What is needed
Give every entry again, unchanged, and leave its images out.
○ ○ ○ ○ ○ ○ ○
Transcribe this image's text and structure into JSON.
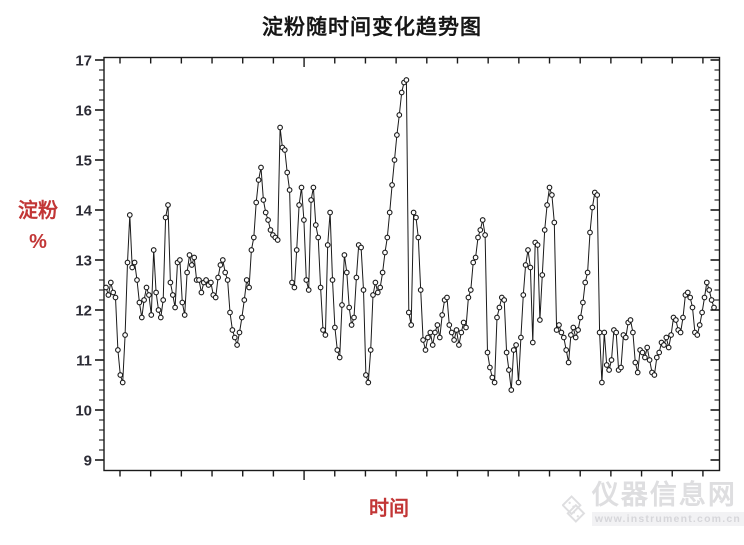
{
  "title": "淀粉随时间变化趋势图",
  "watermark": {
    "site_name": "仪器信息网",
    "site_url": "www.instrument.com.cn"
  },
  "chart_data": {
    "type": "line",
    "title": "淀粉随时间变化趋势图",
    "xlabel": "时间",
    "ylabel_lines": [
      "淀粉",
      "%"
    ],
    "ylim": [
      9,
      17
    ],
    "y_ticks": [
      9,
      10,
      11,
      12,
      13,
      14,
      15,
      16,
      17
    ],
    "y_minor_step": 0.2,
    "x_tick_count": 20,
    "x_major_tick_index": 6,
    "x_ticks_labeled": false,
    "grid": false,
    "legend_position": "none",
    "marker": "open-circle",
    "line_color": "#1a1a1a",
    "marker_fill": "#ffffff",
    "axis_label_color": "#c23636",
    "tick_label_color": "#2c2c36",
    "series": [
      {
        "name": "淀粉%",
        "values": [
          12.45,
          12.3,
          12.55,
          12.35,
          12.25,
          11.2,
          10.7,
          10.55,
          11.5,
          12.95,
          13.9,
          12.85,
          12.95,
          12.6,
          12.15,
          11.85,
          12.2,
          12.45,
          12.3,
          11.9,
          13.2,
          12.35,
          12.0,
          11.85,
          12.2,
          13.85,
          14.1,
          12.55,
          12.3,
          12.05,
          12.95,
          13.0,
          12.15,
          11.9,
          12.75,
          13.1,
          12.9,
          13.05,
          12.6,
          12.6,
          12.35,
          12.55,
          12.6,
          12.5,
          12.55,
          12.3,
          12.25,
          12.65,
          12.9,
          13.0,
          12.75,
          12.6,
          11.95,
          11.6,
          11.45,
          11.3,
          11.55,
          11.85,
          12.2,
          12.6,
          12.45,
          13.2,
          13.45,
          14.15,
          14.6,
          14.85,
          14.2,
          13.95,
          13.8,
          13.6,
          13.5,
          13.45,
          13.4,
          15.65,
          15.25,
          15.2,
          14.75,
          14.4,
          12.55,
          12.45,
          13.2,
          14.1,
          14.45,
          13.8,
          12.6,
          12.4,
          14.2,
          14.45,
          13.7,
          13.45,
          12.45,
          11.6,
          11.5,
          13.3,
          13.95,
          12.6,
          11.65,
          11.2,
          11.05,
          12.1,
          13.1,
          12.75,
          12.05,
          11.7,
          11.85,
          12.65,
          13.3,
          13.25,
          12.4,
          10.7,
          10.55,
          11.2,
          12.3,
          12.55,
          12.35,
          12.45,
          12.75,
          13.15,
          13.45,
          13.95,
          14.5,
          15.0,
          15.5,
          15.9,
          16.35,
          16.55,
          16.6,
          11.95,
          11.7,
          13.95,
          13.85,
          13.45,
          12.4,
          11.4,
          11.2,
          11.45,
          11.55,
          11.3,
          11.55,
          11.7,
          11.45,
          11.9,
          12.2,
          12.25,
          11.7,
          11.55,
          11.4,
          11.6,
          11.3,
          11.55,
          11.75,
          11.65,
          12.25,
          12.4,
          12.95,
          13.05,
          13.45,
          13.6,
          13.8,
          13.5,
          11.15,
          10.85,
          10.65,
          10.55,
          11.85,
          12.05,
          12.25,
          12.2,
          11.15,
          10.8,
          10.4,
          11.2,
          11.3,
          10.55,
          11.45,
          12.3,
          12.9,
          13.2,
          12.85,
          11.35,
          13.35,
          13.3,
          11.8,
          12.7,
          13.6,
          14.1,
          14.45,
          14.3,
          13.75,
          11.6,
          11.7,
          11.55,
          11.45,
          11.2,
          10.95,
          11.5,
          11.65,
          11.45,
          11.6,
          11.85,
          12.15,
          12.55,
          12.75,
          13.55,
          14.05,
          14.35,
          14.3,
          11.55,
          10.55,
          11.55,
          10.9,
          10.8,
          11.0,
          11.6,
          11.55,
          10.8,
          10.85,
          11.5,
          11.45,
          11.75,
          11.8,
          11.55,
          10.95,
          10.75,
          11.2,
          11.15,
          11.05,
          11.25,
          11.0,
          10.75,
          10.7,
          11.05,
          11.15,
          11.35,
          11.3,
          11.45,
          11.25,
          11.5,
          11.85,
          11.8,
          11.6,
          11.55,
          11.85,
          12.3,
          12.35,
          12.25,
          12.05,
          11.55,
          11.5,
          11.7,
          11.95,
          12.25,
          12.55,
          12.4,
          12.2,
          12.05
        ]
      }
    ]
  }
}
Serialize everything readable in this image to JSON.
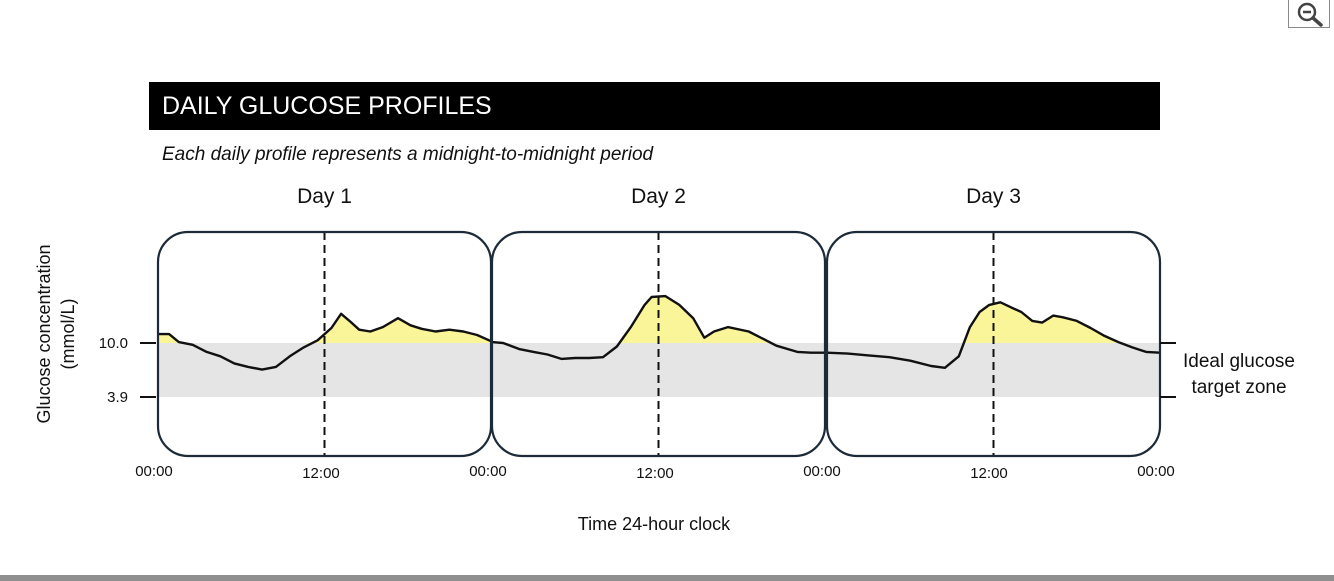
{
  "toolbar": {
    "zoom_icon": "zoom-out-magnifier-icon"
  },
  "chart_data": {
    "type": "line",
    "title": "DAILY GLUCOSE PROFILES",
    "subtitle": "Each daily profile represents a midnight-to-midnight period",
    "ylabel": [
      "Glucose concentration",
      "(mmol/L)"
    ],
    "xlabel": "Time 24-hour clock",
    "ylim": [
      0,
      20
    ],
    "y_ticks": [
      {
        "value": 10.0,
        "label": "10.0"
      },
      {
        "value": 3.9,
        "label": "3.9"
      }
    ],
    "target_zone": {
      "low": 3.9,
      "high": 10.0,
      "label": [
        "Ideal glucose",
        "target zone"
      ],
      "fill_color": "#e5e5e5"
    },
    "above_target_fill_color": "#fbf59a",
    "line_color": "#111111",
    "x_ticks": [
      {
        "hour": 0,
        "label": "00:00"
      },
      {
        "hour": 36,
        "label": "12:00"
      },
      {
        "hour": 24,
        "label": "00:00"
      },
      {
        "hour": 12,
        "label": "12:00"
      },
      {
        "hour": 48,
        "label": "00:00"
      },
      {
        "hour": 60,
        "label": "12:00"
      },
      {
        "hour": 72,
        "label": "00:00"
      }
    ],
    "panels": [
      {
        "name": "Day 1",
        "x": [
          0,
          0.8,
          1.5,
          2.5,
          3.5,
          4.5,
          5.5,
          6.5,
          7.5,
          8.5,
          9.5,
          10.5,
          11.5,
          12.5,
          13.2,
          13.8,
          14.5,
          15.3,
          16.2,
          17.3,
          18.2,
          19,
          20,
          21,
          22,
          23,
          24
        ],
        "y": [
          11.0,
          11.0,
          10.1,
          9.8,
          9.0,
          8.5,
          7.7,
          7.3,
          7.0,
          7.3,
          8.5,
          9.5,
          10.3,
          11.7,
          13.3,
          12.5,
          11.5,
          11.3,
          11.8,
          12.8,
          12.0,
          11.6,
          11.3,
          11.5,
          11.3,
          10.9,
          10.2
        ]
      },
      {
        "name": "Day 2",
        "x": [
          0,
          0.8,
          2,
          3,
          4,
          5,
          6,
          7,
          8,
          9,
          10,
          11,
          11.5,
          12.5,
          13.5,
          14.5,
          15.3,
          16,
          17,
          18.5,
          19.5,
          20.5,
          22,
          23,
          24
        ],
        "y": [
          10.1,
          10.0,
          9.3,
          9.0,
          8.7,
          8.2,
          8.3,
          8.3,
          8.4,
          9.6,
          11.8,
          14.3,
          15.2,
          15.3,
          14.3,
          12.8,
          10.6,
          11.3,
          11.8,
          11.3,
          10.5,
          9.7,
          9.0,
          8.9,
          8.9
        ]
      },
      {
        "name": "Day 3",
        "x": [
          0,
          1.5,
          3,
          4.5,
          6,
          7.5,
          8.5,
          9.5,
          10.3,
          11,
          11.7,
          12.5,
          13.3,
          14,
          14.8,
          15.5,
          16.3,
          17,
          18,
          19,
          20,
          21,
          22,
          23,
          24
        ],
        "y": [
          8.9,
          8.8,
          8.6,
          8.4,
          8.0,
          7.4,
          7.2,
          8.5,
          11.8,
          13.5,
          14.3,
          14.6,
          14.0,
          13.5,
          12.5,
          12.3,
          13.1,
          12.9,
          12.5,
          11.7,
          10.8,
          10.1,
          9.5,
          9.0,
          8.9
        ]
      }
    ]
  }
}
○ ○ ○ ○ ○ ○ ○
Solution
Transcribe this image's text and structure into JSON.
{
  "title": "淀粉随时间变化趋势图",
  "watermark": {
    "site_name": "仪器信息网",
    "site_url": "www.instrument.com.cn"
  },
  "chart_data": {
    "type": "line",
    "title": "淀粉随时间变化趋势图",
    "xlabel": "时间",
    "ylabel_lines": [
      "淀粉",
      "%"
    ],
    "ylim": [
      9,
      17
    ],
    "y_ticks": [
      9,
      10,
      11,
      12,
      13,
      14,
      15,
      16,
      17
    ],
    "y_minor_step": 0.2,
    "x_tick_count": 20,
    "x_major_tick_index": 6,
    "x_ticks_labeled": false,
    "grid": false,
    "legend_position": "none",
    "marker": "open-circle",
    "line_color": "#1a1a1a",
    "marker_fill": "#ffffff",
    "axis_label_color": "#c23636",
    "tick_label_color": "#2c2c36",
    "series": [
      {
        "name": "淀粉%",
        "values": [
          12.45,
          12.3,
          12.55,
          12.35,
          12.25,
          11.2,
          10.7,
          10.55,
          11.5,
          12.95,
          13.9,
          12.85,
          12.95,
          12.6,
          12.15,
          11.85,
          12.2,
          12.45,
          12.3,
          11.9,
          13.2,
          12.35,
          12.0,
          11.85,
          12.2,
          13.85,
          14.1,
          12.55,
          12.3,
          12.05,
          12.95,
          13.0,
          12.15,
          11.9,
          12.75,
          13.1,
          12.9,
          13.05,
          12.6,
          12.6,
          12.35,
          12.55,
          12.6,
          12.5,
          12.55,
          12.3,
          12.25,
          12.65,
          12.9,
          13.0,
          12.75,
          12.6,
          11.95,
          11.6,
          11.45,
          11.3,
          11.55,
          11.85,
          12.2,
          12.6,
          12.45,
          13.2,
          13.45,
          14.15,
          14.6,
          14.85,
          14.2,
          13.95,
          13.8,
          13.6,
          13.5,
          13.45,
          13.4,
          15.65,
          15.25,
          15.2,
          14.75,
          14.4,
          12.55,
          12.45,
          13.2,
          14.1,
          14.45,
          13.8,
          12.6,
          12.4,
          14.2,
          14.45,
          13.7,
          13.45,
          12.45,
          11.6,
          11.5,
          13.3,
          13.95,
          12.6,
          11.65,
          11.2,
          11.05,
          12.1,
          13.1,
          12.75,
          12.05,
          11.7,
          11.85,
          12.65,
          13.3,
          13.25,
          12.4,
          10.7,
          10.55,
          11.2,
          12.3,
          12.55,
          12.35,
          12.45,
          12.75,
          13.15,
          13.45,
          13.95,
          14.5,
          15.0,
          15.5,
          15.9,
          16.35,
          16.55,
          16.6,
          11.95,
          11.7,
          13.95,
          13.85,
          13.45,
          12.4,
          11.4,
          11.2,
          11.45,
          11.55,
          11.3,
          11.55,
          11.7,
          11.45,
          11.9,
          12.2,
          12.25,
          11.7,
          11.55,
          11.4,
          11.6,
          11.3,
          11.55,
          11.75,
          11.65,
          12.25,
          12.4,
          12.95,
          13.05,
          13.45,
          13.6,
          13.8,
          13.5,
          11.15,
          10.85,
          10.65,
          10.55,
          11.85,
          12.05,
          12.25,
          12.2,
          11.15,
          10.8,
          10.4,
          11.2,
          11.3,
          10.55,
          11.45,
          12.3,
          12.9,
          13.2,
          12.85,
          11.35,
          13.35,
          13.3,
          11.8,
          12.7,
          13.6,
          14.1,
          14.45,
          14.3,
          13.75,
          11.6,
          11.7,
          11.55,
          11.45,
          11.2,
          10.95,
          11.5,
          11.65,
          11.45,
          11.6,
          11.85,
          12.15,
          12.55,
          12.75,
          13.55,
          14.05,
          14.35,
          14.3,
          11.55,
          10.55,
          11.55,
          10.9,
          10.8,
          11.0,
          11.6,
          11.55,
          10.8,
          10.85,
          11.5,
          11.45,
          11.75,
          11.8,
          11.55,
          10.95,
          10.75,
          11.2,
          11.15,
          11.05,
          11.25,
          11.0,
          10.75,
          10.7,
          11.05,
          11.15,
          11.35,
          11.3,
          11.45,
          11.25,
          11.5,
          11.85,
          11.8,
          11.6,
          11.55,
          11.85,
          12.3,
          12.35,
          12.25,
          12.05,
          11.55,
          11.5,
          11.7,
          11.95,
          12.25,
          12.55,
          12.4,
          12.2,
          12.05
        ]
      }
    ]
  }
}
Serialize everything readable in this image to JSON.
{
  "toolbar": {
    "zoom_icon": "zoom-out-magnifier-icon"
  },
  "chart_data": {
    "type": "line",
    "title": "DAILY GLUCOSE PROFILES",
    "subtitle": "Each daily profile represents a midnight-to-midnight period",
    "ylabel": [
      "Glucose concentration",
      "(mmol/L)"
    ],
    "xlabel": "Time 24-hour clock",
    "ylim": [
      0,
      20
    ],
    "y_ticks": [
      {
        "value": 10.0,
        "label": "10.0"
      },
      {
        "value": 3.9,
        "label": "3.9"
      }
    ],
    "target_zone": {
      "low": 3.9,
      "high": 10.0,
      "label": [
        "Ideal glucose",
        "target zone"
      ],
      "fill_color": "#e5e5e5"
    },
    "above_target_fill_color": "#fbf59a",
    "line_color": "#111111",
    "x_ticks": [
      {
        "hour": 0,
        "label": "00:00"
      },
      {
        "hour": 36,
        "label": "12:00"
      },
      {
        "hour": 24,
        "label": "00:00"
      },
      {
        "hour": 12,
        "label": "12:00"
      },
      {
        "hour": 48,
        "label": "00:00"
      },
      {
        "hour": 60,
        "label": "12:00"
      },
      {
        "hour": 72,
        "label": "00:00"
      }
    ],
    "panels": [
      {
        "name": "Day 1",
        "x": [
          0,
          0.8,
          1.5,
          2.5,
          3.5,
          4.5,
          5.5,
          6.5,
          7.5,
          8.5,
          9.5,
          10.5,
          11.5,
          12.5,
          13.2,
          13.8,
          14.5,
          15.3,
          16.2,
          17.3,
          18.2,
          19,
          20,
          21,
          22,
          23,
          24
        ],
        "y": [
          11.0,
          11.0,
          10.1,
          9.8,
          9.0,
          8.5,
          7.7,
          7.3,
          7.0,
          7.3,
          8.5,
          9.5,
          10.3,
          11.7,
          13.3,
          12.5,
          11.5,
          11.3,
          11.8,
          12.8,
          12.0,
          11.6,
          11.3,
          11.5,
          11.3,
          10.9,
          10.2
        ]
      },
      {
        "name": "Day 2",
        "x": [
          0,
          0.8,
          2,
          3,
          4,
          5,
          6,
          7,
          8,
          9,
          10,
          11,
          11.5,
          12.5,
          13.5,
          14.5,
          15.3,
          16,
          17,
          18.5,
          19.5,
          20.5,
          22,
          23,
          24
        ],
        "y": [
          10.1,
          10.0,
          9.3,
          9.0,
          8.7,
          8.2,
          8.3,
          8.3,
          8.4,
          9.6,
          11.8,
          14.3,
          15.2,
          15.3,
          14.3,
          12.8,
          10.6,
          11.3,
          11.8,
          11.3,
          10.5,
          9.7,
          9.0,
          8.9,
          8.9
        ]
      },
      {
        "name": "Day 3",
        "x": [
          0,
          1.5,
          3,
          4.5,
          6,
          7.5,
          8.5,
          9.5,
          10.3,
          11,
          11.7,
          12.5,
          13.3,
          14,
          14.8,
          15.5,
          16.3,
          17,
          18,
          19,
          20,
          21,
          22,
          23,
          24
        ],
        "y": [
          8.9,
          8.8,
          8.6,
          8.4,
          8.0,
          7.4,
          7.2,
          8.5,
          11.8,
          13.5,
          14.3,
          14.6,
          14.0,
          13.5,
          12.5,
          12.3,
          13.1,
          12.9,
          12.5,
          11.7,
          10.8,
          10.1,
          9.5,
          9.0,
          8.9
        ]
      }
    ]
  }
}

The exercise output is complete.